» Source data:

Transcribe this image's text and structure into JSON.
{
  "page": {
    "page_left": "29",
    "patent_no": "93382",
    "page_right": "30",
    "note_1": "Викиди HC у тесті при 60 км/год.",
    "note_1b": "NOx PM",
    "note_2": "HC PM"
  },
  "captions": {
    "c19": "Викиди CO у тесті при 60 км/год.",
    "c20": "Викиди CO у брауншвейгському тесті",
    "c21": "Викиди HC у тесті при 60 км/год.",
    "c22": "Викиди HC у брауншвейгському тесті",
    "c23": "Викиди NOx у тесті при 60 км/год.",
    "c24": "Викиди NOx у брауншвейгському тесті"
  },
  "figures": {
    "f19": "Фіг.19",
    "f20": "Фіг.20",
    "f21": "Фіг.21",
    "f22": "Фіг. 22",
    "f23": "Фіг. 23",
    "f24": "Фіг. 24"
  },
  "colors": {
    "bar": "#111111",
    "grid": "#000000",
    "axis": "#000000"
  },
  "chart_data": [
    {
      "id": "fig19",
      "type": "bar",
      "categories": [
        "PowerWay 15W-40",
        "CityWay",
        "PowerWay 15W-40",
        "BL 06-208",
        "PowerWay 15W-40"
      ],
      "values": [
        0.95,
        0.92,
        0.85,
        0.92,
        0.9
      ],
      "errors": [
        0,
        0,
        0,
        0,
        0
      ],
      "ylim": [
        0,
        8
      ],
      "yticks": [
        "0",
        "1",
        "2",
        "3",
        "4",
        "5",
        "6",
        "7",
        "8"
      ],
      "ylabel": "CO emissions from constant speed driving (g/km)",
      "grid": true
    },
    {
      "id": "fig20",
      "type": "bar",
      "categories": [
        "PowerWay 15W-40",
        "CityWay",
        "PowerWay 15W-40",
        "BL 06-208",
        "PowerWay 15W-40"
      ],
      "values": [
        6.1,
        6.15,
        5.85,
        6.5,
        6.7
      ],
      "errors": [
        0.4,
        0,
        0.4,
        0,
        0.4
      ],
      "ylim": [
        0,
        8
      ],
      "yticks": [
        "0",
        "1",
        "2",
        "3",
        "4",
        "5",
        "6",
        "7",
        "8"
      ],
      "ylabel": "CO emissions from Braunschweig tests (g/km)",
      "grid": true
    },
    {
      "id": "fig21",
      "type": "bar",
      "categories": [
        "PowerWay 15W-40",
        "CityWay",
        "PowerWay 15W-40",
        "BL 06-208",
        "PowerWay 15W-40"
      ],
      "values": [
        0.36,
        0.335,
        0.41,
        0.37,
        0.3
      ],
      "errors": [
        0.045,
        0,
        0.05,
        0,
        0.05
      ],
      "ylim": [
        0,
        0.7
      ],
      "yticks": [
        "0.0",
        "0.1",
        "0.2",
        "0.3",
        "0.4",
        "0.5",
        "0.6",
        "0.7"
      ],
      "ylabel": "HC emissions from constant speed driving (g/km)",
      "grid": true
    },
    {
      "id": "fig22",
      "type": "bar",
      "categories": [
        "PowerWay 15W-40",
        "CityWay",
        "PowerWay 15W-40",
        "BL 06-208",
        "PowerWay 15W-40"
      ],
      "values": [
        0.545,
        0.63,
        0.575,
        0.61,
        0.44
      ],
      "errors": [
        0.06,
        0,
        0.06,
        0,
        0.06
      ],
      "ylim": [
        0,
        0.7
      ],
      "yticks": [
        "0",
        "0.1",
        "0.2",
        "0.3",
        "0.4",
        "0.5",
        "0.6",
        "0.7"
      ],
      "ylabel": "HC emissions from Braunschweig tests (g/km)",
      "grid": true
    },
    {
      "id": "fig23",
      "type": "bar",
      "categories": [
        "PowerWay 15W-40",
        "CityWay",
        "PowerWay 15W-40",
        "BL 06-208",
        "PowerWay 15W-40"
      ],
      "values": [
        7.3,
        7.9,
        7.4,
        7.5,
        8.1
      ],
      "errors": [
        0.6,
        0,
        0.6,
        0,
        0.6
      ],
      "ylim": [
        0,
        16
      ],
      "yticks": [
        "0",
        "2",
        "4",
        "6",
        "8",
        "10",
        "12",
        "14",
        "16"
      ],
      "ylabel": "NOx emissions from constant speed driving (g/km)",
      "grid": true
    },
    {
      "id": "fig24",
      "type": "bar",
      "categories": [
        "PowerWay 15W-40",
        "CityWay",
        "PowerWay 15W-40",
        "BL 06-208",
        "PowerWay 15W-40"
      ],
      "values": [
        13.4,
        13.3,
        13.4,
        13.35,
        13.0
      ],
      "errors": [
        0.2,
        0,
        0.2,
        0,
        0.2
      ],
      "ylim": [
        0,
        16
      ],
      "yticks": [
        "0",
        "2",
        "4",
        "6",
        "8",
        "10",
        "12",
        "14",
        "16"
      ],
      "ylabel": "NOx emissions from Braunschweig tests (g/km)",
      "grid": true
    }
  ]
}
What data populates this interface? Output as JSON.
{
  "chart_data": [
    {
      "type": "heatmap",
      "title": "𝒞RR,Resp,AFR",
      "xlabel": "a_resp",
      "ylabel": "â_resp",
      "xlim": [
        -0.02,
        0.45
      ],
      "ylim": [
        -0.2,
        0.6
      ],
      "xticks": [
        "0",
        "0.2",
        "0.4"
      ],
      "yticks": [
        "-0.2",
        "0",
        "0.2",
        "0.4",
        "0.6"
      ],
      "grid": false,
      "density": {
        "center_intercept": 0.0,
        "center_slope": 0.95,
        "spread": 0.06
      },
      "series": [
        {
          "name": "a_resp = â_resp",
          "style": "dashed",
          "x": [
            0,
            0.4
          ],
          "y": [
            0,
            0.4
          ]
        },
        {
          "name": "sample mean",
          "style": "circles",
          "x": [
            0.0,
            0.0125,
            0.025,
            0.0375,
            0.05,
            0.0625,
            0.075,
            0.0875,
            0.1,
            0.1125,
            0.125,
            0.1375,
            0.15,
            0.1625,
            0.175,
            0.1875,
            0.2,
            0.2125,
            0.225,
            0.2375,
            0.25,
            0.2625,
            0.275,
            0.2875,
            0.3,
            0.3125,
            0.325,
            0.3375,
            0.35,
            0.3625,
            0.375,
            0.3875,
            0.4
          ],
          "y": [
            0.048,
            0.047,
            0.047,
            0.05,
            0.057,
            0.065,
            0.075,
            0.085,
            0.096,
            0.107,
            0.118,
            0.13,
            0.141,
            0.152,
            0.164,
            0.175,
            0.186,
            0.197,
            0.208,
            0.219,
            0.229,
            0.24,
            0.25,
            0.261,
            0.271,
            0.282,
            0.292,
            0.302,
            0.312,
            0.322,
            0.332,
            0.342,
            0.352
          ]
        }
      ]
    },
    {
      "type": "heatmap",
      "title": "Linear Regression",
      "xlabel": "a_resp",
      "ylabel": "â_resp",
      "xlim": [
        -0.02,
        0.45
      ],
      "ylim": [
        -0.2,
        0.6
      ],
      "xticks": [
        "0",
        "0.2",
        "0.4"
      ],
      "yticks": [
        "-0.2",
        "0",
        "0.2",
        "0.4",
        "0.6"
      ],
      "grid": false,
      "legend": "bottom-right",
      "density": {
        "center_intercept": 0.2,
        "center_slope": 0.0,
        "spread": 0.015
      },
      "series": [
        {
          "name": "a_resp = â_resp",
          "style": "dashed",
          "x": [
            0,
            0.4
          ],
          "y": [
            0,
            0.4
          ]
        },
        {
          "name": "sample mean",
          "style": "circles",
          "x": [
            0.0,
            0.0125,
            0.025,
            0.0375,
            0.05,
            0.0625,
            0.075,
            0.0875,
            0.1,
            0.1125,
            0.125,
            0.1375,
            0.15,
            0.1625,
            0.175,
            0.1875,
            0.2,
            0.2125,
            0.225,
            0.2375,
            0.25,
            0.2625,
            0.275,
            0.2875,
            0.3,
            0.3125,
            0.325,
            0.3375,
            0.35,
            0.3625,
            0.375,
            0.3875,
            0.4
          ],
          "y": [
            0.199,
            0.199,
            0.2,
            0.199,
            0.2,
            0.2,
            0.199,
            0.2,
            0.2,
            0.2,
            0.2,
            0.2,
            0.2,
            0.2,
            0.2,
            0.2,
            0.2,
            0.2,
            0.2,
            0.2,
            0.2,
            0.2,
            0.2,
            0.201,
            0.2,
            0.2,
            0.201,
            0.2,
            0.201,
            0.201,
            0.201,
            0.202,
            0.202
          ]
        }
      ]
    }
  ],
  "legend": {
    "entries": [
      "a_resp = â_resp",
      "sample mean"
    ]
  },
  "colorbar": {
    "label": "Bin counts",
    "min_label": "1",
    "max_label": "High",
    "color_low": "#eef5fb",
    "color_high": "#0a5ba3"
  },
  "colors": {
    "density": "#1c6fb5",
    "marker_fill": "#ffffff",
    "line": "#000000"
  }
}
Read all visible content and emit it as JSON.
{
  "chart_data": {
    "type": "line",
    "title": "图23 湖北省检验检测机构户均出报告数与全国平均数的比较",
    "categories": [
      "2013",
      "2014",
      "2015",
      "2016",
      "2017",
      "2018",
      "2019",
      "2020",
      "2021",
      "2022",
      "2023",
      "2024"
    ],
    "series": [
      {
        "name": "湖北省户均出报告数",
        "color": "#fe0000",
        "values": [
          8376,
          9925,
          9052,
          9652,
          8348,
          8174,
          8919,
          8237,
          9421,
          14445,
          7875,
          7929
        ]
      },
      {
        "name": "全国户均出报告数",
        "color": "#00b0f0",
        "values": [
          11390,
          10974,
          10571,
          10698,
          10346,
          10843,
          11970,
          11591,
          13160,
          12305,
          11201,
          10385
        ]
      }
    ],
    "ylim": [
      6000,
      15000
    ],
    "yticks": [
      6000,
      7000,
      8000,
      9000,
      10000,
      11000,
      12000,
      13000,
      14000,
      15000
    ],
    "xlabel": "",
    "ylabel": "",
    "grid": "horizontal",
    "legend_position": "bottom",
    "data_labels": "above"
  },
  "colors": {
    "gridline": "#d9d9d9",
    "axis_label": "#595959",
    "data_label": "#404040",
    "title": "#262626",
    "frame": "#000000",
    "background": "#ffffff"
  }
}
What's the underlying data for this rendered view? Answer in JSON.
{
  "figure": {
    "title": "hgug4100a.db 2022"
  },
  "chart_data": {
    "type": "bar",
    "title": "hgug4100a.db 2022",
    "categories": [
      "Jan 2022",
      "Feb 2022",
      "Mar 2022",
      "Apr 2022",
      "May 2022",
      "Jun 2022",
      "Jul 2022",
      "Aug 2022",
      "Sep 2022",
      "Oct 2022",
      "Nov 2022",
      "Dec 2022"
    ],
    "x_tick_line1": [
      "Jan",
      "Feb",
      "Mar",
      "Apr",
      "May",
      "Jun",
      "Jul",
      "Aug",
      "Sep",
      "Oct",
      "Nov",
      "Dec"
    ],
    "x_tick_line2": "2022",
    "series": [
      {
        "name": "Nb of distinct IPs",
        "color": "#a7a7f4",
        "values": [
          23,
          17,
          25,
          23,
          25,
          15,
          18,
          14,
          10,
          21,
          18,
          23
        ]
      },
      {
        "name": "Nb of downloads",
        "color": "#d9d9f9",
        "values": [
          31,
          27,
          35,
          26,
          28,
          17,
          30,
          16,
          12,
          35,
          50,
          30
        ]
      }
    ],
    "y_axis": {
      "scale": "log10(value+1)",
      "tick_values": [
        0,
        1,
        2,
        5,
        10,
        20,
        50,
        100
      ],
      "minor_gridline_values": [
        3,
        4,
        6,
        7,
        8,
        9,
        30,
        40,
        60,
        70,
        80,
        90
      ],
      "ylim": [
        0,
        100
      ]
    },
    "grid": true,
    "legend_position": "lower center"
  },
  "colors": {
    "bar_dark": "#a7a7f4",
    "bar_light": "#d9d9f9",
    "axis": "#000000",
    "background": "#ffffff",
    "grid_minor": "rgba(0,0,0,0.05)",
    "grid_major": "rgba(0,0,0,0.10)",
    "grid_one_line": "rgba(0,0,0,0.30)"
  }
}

» Task brief:
Your task is to collect every line above that contains the word "ffffff".

» Solution for this task:
    "marker_fill": "#ffffff",
    "background": "#ffffff"
    "background": "#ffffff",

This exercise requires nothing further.